REQUEST> Give the records back in full, exactly as they read.

— start DATA SUPPLIED —

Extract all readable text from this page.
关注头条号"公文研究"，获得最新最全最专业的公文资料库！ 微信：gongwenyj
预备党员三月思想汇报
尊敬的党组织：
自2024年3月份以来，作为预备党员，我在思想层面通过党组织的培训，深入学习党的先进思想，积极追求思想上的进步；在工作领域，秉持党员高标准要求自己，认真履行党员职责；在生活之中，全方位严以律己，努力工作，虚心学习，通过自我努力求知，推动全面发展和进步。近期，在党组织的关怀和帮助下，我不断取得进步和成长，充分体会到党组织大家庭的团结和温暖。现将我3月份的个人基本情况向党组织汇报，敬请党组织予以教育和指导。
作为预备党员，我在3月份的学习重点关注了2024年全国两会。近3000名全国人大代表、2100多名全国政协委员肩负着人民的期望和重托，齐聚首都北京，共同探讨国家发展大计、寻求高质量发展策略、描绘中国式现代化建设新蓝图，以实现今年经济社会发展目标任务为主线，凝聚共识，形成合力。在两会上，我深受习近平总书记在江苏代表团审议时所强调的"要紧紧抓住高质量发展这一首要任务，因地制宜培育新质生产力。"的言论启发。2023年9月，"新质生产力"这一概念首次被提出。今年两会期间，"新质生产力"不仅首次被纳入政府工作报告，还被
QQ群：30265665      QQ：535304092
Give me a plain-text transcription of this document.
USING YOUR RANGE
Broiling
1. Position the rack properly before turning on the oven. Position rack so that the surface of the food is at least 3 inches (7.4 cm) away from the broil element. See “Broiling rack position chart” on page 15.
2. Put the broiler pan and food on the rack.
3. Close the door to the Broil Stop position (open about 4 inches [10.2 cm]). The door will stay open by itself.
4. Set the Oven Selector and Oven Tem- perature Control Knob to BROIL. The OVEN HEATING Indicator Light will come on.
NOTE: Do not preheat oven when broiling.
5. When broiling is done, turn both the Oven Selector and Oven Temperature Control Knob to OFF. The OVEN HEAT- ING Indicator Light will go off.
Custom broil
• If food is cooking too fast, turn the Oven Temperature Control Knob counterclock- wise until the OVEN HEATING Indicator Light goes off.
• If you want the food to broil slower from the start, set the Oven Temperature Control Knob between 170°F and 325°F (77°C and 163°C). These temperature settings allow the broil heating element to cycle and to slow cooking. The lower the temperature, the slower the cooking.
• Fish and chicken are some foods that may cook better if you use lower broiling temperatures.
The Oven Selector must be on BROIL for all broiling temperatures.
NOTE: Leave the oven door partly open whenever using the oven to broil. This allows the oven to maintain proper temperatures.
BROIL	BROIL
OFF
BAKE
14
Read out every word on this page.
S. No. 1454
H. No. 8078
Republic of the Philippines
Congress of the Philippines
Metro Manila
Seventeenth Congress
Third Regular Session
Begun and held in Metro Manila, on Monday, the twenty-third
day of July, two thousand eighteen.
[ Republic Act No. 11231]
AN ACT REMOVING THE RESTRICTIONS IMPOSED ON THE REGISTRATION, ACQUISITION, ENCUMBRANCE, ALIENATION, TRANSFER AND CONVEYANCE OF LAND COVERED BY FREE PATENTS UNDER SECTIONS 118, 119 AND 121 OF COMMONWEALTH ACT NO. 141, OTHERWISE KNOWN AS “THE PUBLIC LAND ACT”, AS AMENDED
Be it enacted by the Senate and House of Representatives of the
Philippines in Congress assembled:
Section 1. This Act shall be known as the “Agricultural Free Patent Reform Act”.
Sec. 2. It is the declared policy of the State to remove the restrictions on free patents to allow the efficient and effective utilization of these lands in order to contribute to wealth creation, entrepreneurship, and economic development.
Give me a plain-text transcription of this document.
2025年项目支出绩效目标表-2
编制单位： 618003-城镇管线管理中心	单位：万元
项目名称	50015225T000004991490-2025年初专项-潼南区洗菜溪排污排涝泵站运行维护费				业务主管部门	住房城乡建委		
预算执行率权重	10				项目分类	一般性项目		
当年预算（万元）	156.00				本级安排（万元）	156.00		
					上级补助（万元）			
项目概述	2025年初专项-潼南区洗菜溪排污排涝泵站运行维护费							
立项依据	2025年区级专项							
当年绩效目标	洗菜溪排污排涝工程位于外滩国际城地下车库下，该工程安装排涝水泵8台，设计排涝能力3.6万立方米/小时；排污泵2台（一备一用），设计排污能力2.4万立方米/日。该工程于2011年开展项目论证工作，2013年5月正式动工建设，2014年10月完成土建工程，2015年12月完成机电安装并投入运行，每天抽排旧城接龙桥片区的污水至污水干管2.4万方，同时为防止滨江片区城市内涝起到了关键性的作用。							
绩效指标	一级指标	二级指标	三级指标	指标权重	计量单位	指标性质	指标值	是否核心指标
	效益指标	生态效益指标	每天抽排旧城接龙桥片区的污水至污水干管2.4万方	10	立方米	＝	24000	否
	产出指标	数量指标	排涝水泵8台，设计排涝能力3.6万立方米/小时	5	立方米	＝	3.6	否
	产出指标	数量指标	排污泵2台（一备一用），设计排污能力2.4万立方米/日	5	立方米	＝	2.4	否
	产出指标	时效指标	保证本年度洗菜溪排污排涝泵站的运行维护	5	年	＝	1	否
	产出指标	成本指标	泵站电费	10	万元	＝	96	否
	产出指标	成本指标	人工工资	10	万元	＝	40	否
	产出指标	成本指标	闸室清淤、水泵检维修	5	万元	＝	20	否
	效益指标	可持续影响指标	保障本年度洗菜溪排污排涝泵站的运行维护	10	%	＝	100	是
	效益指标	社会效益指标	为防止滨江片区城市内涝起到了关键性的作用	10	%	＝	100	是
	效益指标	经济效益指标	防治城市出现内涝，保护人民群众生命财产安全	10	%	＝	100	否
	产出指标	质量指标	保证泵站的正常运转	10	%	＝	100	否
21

— end DATA SUPPLIED —

SOLUTION TO THIS TASK>
Extract all readable text from this page.
关注头条号"公文研究"，获得最新最全最专业的公文资料库！ 微信：gongwenyj
预备党员三月思想汇报
尊敬的党组织：
自2024年3月份以来，作为预备党员，我在思想层面通过党组织的培训，深入学习党的先进思想，积极追求思想上的进步；在工作领域，秉持党员高标准要求自己，认真履行党员职责；在生活之中，全方位严以律己，努力工作，虚心学习，通过自我努力求知，推动全面发展和进步。近期，在党组织的关怀和帮助下，我不断取得进步和成长，充分体会到党组织大家庭的团结和温暖。现将我3月份的个人基本情况向党组织汇报，敬请党组织予以教育和指导。
作为预备党员，我在3月份的学习重点关注了2024年全国两会。近3000名全国人大代表、2100多名全国政协委员肩负着人民的期望和重托，齐聚首都北京，共同探讨国家发展大计、寻求高质量发展策略、描绘中国式现代化建设新蓝图，以实现今年经济社会发展目标任务为主线，凝聚共识，形成合力。在两会上，我深受习近平总书记在江苏代表团审议时所强调的"要紧紧抓住高质量发展这一首要任务，因地制宜培育新质生产力。"的言论启发。2023年9月，"新质生产力"这一概念首次被提出。今年两会期间，"新质生产力"不仅首次被纳入政府工作报告，还被
QQ群：30265665      QQ：535304092
Give me a plain-text transcription of this document.
USING YOUR RANGE
Broiling
1. Position the rack properly before turning on the oven. Position rack so that the surface of the food is at least 3 inches (7.4 cm) away from the broil element. See “Broiling rack position chart” on page 15.
2. Put the broiler pan and food on the rack.
3. Close the door to the Broil Stop position (open about 4 inches [10.2 cm]). The door will stay open by itself.
4. Set the Oven Selector and Oven Tem- perature Control Knob to BROIL. The OVEN HEATING Indicator Light will come on.
NOTE: Do not preheat oven when broiling.
5. When broiling is done, turn both the Oven Selector and Oven Temperature Control Knob to OFF. The OVEN HEAT- ING Indicator Light will go off.
Custom broil
• If food is cooking too fast, turn the Oven Temperature Control Knob counterclock- wise until the OVEN HEATING Indicator Light goes off.
• If you want the food to broil slower from the start, set the Oven Temperature Control Knob between 170°F and 325°F (77°C and 163°C). These temperature settings allow the broil heating element to cycle and to slow cooking. The lower the temperature, the slower the cooking.
• Fish and chicken are some foods that may cook better if you use lower broiling temperatures.
The Oven Selector must be on BROIL for all broiling temperatures.
NOTE: Leave the oven door partly open whenever using the oven to broil. This allows the oven to maintain proper temperatures.
BROIL	BROIL
OFF
BAKE
14
Read out every word on this page.
S. No. 1454
H. No. 8078
Republic of the Philippines
Congress of the Philippines
Metro Manila
Seventeenth Congress
Third Regular Session
Begun and held in Metro Manila, on Monday, the twenty-third
day of July, two thousand eighteen.
[ Republic Act No. 11231]
AN ACT REMOVING THE RESTRICTIONS IMPOSED ON THE REGISTRATION, ACQUISITION, ENCUMBRANCE, ALIENATION, TRANSFER AND CONVEYANCE OF LAND COVERED BY FREE PATENTS UNDER SECTIONS 118, 119 AND 121 OF COMMONWEALTH ACT NO. 141, OTHERWISE KNOWN AS “THE PUBLIC LAND ACT”, AS AMENDED
Be it enacted by the Senate and House of Representatives of the
Philippines in Congress assembled:
Section 1. This Act shall be known as the “Agricultural Free Patent Reform Act”.
Sec. 2. It is the declared policy of the State to remove the restrictions on free patents to allow the efficient and effective utilization of these lands in order to contribute to wealth creation, entrepreneurship, and economic development.
Give me a plain-text transcription of this document.
2025年项目支出绩效目标表-2
编制单位： 618003-城镇管线管理中心	单位：万元
项目名称	50015225T000004991490-2025年初专项-潼南区洗菜溪排污排涝泵站运行维护费				业务主管部门	住房城乡建委		
预算执行率权重	10				项目分类	一般性项目		
当年预算（万元）	156.00				本级安排（万元）	156.00		
					上级补助（万元）			
项目概述	2025年初专项-潼南区洗菜溪排污排涝泵站运行维护费							
立项依据	2025年区级专项							
当年绩效目标	洗菜溪排污排涝工程位于外滩国际城地下车库下，该工程安装排涝水泵8台，设计排涝能力3.6万立方米/小时；排污泵2台（一备一用），设计排污能力2.4万立方米/日。该工程于2011年开展项目论证工作，2013年5月正式动工建设，2014年10月完成土建工程，2015年12月完成机电安装并投入运行，每天抽排旧城接龙桥片区的污水至污水干管2.4万方，同时为防止滨江片区城市内涝起到了关键性的作用。							
绩效指标	一级指标	二级指标	三级指标	指标权重	计量单位	指标性质	指标值	是否核心指标
	效益指标	生态效益指标	每天抽排旧城接龙桥片区的污水至污水干管2.4万方	10	立方米	＝	24000	否
	产出指标	数量指标	排涝水泵8台，设计排涝能力3.6万立方米/小时	5	立方米	＝	3.6	否
	产出指标	数量指标	排污泵2台（一备一用），设计排污能力2.4万立方米/日	5	立方米	＝	2.4	否
	产出指标	时效指标	保证本年度洗菜溪排污排涝泵站的运行维护	5	年	＝	1	否
	产出指标	成本指标	泵站电费	10	万元	＝	96	否
	产出指标	成本指标	人工工资	10	万元	＝	40	否
	产出指标	成本指标	闸室清淤、水泵检维修	5	万元	＝	20	否
	效益指标	可持续影响指标	保障本年度洗菜溪排污排涝泵站的运行维护	10	%	＝	100	是
	效益指标	社会效益指标	为防止滨江片区城市内涝起到了关键性的作用	10	%	＝	100	是
	效益指标	经济效益指标	防治城市出现内涝，保护人民群众生命财产安全	10	%	＝	100	否
	产出指标	质量指标	保证泵站的正常运转	10	%	＝	100	否
21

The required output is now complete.